▶ _Records for this task_
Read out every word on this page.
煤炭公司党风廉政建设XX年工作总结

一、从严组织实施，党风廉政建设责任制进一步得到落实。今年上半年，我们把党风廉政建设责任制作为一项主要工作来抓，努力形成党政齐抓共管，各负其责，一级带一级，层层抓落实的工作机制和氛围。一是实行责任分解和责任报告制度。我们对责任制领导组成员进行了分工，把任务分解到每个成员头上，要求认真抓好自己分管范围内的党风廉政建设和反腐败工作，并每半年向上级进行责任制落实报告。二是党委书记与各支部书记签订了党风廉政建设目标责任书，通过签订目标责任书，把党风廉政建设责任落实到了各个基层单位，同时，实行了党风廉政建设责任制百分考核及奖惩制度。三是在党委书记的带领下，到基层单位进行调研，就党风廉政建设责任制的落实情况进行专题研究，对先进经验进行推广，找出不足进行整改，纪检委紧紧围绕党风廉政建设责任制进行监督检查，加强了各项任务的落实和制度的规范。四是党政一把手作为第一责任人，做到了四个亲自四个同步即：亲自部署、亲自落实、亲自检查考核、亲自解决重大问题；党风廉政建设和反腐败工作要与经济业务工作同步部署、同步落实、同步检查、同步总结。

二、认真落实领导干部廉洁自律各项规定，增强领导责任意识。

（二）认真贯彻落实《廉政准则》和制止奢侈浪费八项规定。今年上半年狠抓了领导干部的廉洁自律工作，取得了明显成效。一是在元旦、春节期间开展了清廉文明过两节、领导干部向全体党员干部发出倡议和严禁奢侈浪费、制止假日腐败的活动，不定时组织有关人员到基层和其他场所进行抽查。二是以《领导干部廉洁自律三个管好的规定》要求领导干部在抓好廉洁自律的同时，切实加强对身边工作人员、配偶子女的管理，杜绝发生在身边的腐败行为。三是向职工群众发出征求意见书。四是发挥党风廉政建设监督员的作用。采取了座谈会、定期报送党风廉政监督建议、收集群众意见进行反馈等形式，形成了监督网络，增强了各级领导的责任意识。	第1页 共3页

▶ _To do_
Copy out the data shown above without altering anything.

▶ _The reply_
Read out every word on this page.
煤炭公司党风廉政建设XX年工作总结

一、从严组织实施，党风廉政建设责任制进一步得到落实。今年上半年，我们把党风廉政建设责任制作为一项主要工作来抓，努力形成党政齐抓共管，各负其责，一级带一级，层层抓落实的工作机制和氛围。一是实行责任分解和责任报告制度。我们对责任制领导组成员进行了分工，把任务分解到每个成员头上，要求认真抓好自己分管范围内的党风廉政建设和反腐败工作，并每半年向上级进行责任制落实报告。二是党委书记与各支部书记签订了党风廉政建设目标责任书，通过签订目标责任书，把党风廉政建设责任落实到了各个基层单位，同时，实行了党风廉政建设责任制百分考核及奖惩制度。三是在党委书记的带领下，到基层单位进行调研，就党风廉政建设责任制的落实情况进行专题研究，对先进经验进行推广，找出不足进行整改，纪检委紧紧围绕党风廉政建设责任制进行监督检查，加强了各项任务的落实和制度的规范。四是党政一把手作为第一责任人，做到了四个亲自四个同步即：亲自部署、亲自落实、亲自检查考核、亲自解决重大问题；党风廉政建设和反腐败工作要与经济业务工作同步部署、同步落实、同步检查、同步总结。

二、认真落实领导干部廉洁自律各项规定，增强领导责任意识。

（二）认真贯彻落实《廉政准则》和制止奢侈浪费八项规定。今年上半年狠抓了领导干部的廉洁自律工作，取得了明显成效。一是在元旦、春节期间开展了清廉文明过两节、领导干部向全体党员干部发出倡议和严禁奢侈浪费、制止假日腐败的活动，不定时组织有关人员到基层和其他场所进行抽查。二是以《领导干部廉洁自律三个管好的规定》要求领导干部在抓好廉洁自律的同时，切实加强对身边工作人员、配偶子女的管理，杜绝发生在身边的腐败行为。三是向职工群众发出征求意见书。四是发挥党风廉政建设监督员的作用。采取了座谈会、定期报送党风廉政监督建议、收集群众意见进行反馈等形式，形成了监督网络，增强了各级领导的责任意识。	第1页 共3页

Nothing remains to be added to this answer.